→ **Exercise directions**
Output each line exactly as it appears, skipping any embedded picture.

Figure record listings
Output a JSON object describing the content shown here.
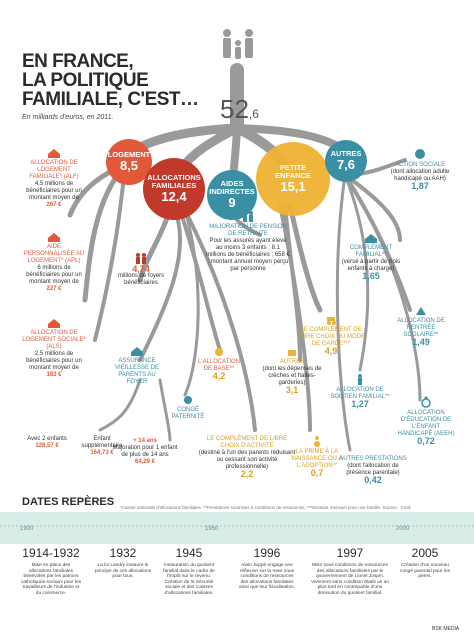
{
  "title_lines": [
    "EN FRANCE,",
    "LA POLITIQUE",
    "FAMILIALE, C'EST…"
  ],
  "subtitle": "En milliards d'euros, en 2011.",
  "total": {
    "whole": "52",
    "decimal": ",6"
  },
  "circles": {
    "logement": {
      "label": "LOGEMENT",
      "value": "8,5"
    },
    "allocations": {
      "label1": "ALLOCATIONS",
      "label2": "FAMILIALES",
      "value": "12,4"
    },
    "aides": {
      "label1": "AIDES",
      "label2": "INDIRECTES",
      "value": "9"
    },
    "petite": {
      "label1": "PETITE",
      "label2": "ENFANCE",
      "value": "15,1"
    },
    "autres": {
      "label": "AUTRES",
      "value": "7,6"
    }
  },
  "items": {
    "alf": {
      "title": "ALLOCATION DE LOGEMENT FAMILIALE* (ALF)",
      "text": "4,5 millions de bénéficiaires pour un montant moyen de",
      "amount": "267 €"
    },
    "apl": {
      "title": "AIDE PERSONNALISÉE AU LOGEMENT* (APL)",
      "text": "6 millions de bénéficiaires pour un montant moyen de",
      "amount": "227 €"
    },
    "als": {
      "title": "ALLOCATION DE LOGEMENT SOCIALE* (ALS)",
      "text": "2,5 millions de bénéficiaires pour un montant moyen de",
      "amount": "183 €"
    },
    "foyers": {
      "num": "4,74",
      "text": "millions de foyers bénéficiaires"
    },
    "retraite": {
      "title": "MAJORATION DE PENSION DE RETRAITE",
      "text": "Pour les assurés ayant élevé au moins 3 enfants : 8,1 millions de bénéficiaires ; 658 € : montant annuel moyen perçu par personne"
    },
    "action_sociale": {
      "title": "ACTION SOCIALE",
      "text": "(dont allocation adulte handicapé ou AAH)",
      "num": "1,87"
    },
    "complement_familial": {
      "title": "COMPLÉMENT FAMILIAL**",
      "text": "(versé à partir de trois enfants à charge)",
      "num": "1,65"
    },
    "garde": {
      "title": "LE COMPLÉMENT DE LIBRE CHOIX DU MODE DE GARDE***",
      "num": "4,9"
    },
    "rentree": {
      "title": "ALLOCATION DE RENTRÉE SCOLAIRE**",
      "num": "1,49"
    },
    "creches": {
      "title": "AUTRES",
      "text": "(dont les dépenses de crèches et haltes-garderies)",
      "num": "3,1"
    },
    "base": {
      "title": "L'ALLOCATION DE BASE**",
      "num": "4,2"
    },
    "vieillesse": {
      "title": "ASSURANCE VIEILLESSE DE PARENTS AU FOYER"
    },
    "soutien": {
      "title": "ALLOCATION DE SOUTIEN FAMILIAL**",
      "num": "1,27"
    },
    "handicape": {
      "title": "ALLOCATION D'ÉDUCATION DE L'ENFANT HANDICAPÉ (AEEH)",
      "num": "0,72"
    },
    "paternite": {
      "title": "CONGÉ PATERNITÉ"
    },
    "activite": {
      "title": "LE COMPLÉMENT DE LIBRE CHOIX D'ACTIVITÉ",
      "text": "(destiné à l'un des parents réduisant ou cessant son activité professionnelle)",
      "num": "2,2"
    },
    "naissance": {
      "title": "LA PRIME À LA NAISSANCE OU À L'ADOPTION**",
      "num": "0,7"
    },
    "autres_prest": {
      "title": "AUTRES PRESTATIONS",
      "text": "(dont l'allocation de présence parentale)",
      "num": "0,42"
    },
    "deux_enfants": {
      "label": "Avec 2 enfants",
      "amount": "128,57 €"
    },
    "supp": {
      "label": "Enfant supplémentaire",
      "amount": "164,73 €"
    },
    "maj14": {
      "label": "+ 14 ans",
      "text": "Majoration pour 1 enfant de plus de 14 ans",
      "amount": "64,29 €"
    }
  },
  "footnote": "*Caisse nationale d'allocations familiales. **Prestations soumises à conditions de ressources. ***Montant mensuel pour une famille. Source : Cnaf.",
  "dates_title": "DATES REPÈRES",
  "ticks": [
    "1900",
    "1950",
    "2000"
  ],
  "dates": [
    {
      "year": "1914-1932",
      "text": "Mise en place des allocations familiales bénévoles par les patrons catholiques sociaux pour les travailleurs de l'industrie et du commerce."
    },
    {
      "year": "1932",
      "text": "La loi Landry instaure le principe de ces allocations pour tous."
    },
    {
      "year": "1945",
      "text": "Instauration du quotient familial dans le cadre de l'impôt sur le revenu. Création de la Sécurité sociale et des Caisses d'allocations familiales."
    },
    {
      "year": "1996",
      "text": "Alain Juppé engage une réflexion sur la mise sous conditions de ressources des allocations familiales ainsi que leur fiscalisation."
    },
    {
      "year": "1997",
      "text": "Mise sous conditions de ressources des allocations familiales par le gouvernement de Lionel Jospin. Vivement sans condition établi un an plus tard en contrepartie d'une diminution du quotient familial."
    },
    {
      "year": "2005",
      "text": "Création d'un nouveau congé parental pour les pères."
    }
  ],
  "brand": "BSK MEDIA",
  "colors": {
    "logement": "#e2593a",
    "allocations": "#c0392b",
    "aides": "#3b8fa5",
    "petite": "#f0b233",
    "autres": "#3b8fa5",
    "tree": "#8c8c8c",
    "teal": "#3b8fa5",
    "orange": "#e2593a"
  }
}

→ **Final result**
Output a JSON object describing the content shown here.
{
  "title_lines": [
    "EN FRANCE,",
    "LA POLITIQUE",
    "FAMILIALE, C'EST…"
  ],
  "subtitle": "En milliards d'euros, en 2011.",
  "total": {
    "whole": "52",
    "decimal": ",6"
  },
  "circles": {
    "logement": {
      "label": "LOGEMENT",
      "value": "8,5"
    },
    "allocations": {
      "label1": "ALLOCATIONS",
      "label2": "FAMILIALES",
      "value": "12,4"
    },
    "aides": {
      "label1": "AIDES",
      "label2": "INDIRECTES",
      "value": "9"
    },
    "petite": {
      "label1": "PETITE",
      "label2": "ENFANCE",
      "value": "15,1"
    },
    "autres": {
      "label": "AUTRES",
      "value": "7,6"
    }
  },
  "items": {
    "alf": {
      "title": "ALLOCATION DE LOGEMENT FAMILIALE* (ALF)",
      "text": "4,5 millions de bénéficiaires pour un montant moyen de",
      "amount": "267 €"
    },
    "apl": {
      "title": "AIDE PERSONNALISÉE AU LOGEMENT* (APL)",
      "text": "6 millions de bénéficiaires pour un montant moyen de",
      "amount": "227 €"
    },
    "als": {
      "title": "ALLOCATION DE LOGEMENT SOCIALE* (ALS)",
      "text": "2,5 millions de bénéficiaires pour un montant moyen de",
      "amount": "183 €"
    },
    "foyers": {
      "num": "4,74",
      "text": "millions de foyers bénéficiaires"
    },
    "retraite": {
      "title": "MAJORATION DE PENSION DE RETRAITE",
      "text": "Pour les assurés ayant élevé au moins 3 enfants : 8,1 millions de bénéficiaires ; 658 € : montant annuel moyen perçu par personne"
    },
    "action_sociale": {
      "title": "ACTION SOCIALE",
      "text": "(dont allocation adulte handicapé ou AAH)",
      "num": "1,87"
    },
    "complement_familial": {
      "title": "COMPLÉMENT FAMILIAL**",
      "text": "(versé à partir de trois enfants à charge)",
      "num": "1,65"
    },
    "garde": {
      "title": "LE COMPLÉMENT DE LIBRE CHOIX DU MODE DE GARDE***",
      "num": "4,9"
    },
    "rentree": {
      "title": "ALLOCATION DE RENTRÉE SCOLAIRE**",
      "num": "1,49"
    },
    "creches": {
      "title": "AUTRES",
      "text": "(dont les dépenses de crèches et haltes-garderies)",
      "num": "3,1"
    },
    "base": {
      "title": "L'ALLOCATION DE BASE**",
      "num": "4,2"
    },
    "vieillesse": {
      "title": "ASSURANCE VIEILLESSE DE PARENTS AU FOYER"
    },
    "soutien": {
      "title": "ALLOCATION DE SOUTIEN FAMILIAL**",
      "num": "1,27"
    },
    "handicape": {
      "title": "ALLOCATION D'ÉDUCATION DE L'ENFANT HANDICAPÉ (AEEH)",
      "num": "0,72"
    },
    "paternite": {
      "title": "CONGÉ PATERNITÉ"
    },
    "activite": {
      "title": "LE COMPLÉMENT DE LIBRE CHOIX D'ACTIVITÉ",
      "text": "(destiné à l'un des parents réduisant ou cessant son activité professionnelle)",
      "num": "2,2"
    },
    "naissance": {
      "title": "LA PRIME À LA NAISSANCE OU À L'ADOPTION**",
      "num": "0,7"
    },
    "autres_prest": {
      "title": "AUTRES PRESTATIONS",
      "text": "(dont l'allocation de présence parentale)",
      "num": "0,42"
    },
    "deux_enfants": {
      "label": "Avec 2 enfants",
      "amount": "128,57 €"
    },
    "supp": {
      "label": "Enfant supplémentaire",
      "amount": "164,73 €"
    },
    "maj14": {
      "label": "+ 14 ans",
      "text": "Majoration pour 1 enfant de plus de 14 ans",
      "amount": "64,29 €"
    }
  },
  "footnote": "*Caisse nationale d'allocations familiales. **Prestations soumises à conditions de ressources. ***Montant mensuel pour une famille. Source : Cnaf.",
  "dates_title": "DATES REPÈRES",
  "ticks": [
    "1900",
    "1950",
    "2000"
  ],
  "dates": [
    {
      "year": "1914-1932",
      "text": "Mise en place des allocations familiales bénévoles par les patrons catholiques sociaux pour les travailleurs de l'industrie et du commerce."
    },
    {
      "year": "1932",
      "text": "La loi Landry instaure le principe de ces allocations pour tous."
    },
    {
      "year": "1945",
      "text": "Instauration du quotient familial dans le cadre de l'impôt sur le revenu. Création de la Sécurité sociale et des Caisses d'allocations familiales."
    },
    {
      "year": "1996",
      "text": "Alain Juppé engage une réflexion sur la mise sous conditions de ressources des allocations familiales ainsi que leur fiscalisation."
    },
    {
      "year": "1997",
      "text": "Mise sous conditions de ressources des allocations familiales par le gouvernement de Lionel Jospin. Vivement sans condition établi un an plus tard en contrepartie d'une diminution du quotient familial."
    },
    {
      "year": "2005",
      "text": "Création d'un nouveau congé parental pour les pères."
    }
  ],
  "brand": "BSK MEDIA",
  "colors": {
    "logement": "#e2593a",
    "allocations": "#c0392b",
    "aides": "#3b8fa5",
    "petite": "#f0b233",
    "autres": "#3b8fa5",
    "tree": "#8c8c8c",
    "teal": "#3b8fa5",
    "orange": "#e2593a"
  }
}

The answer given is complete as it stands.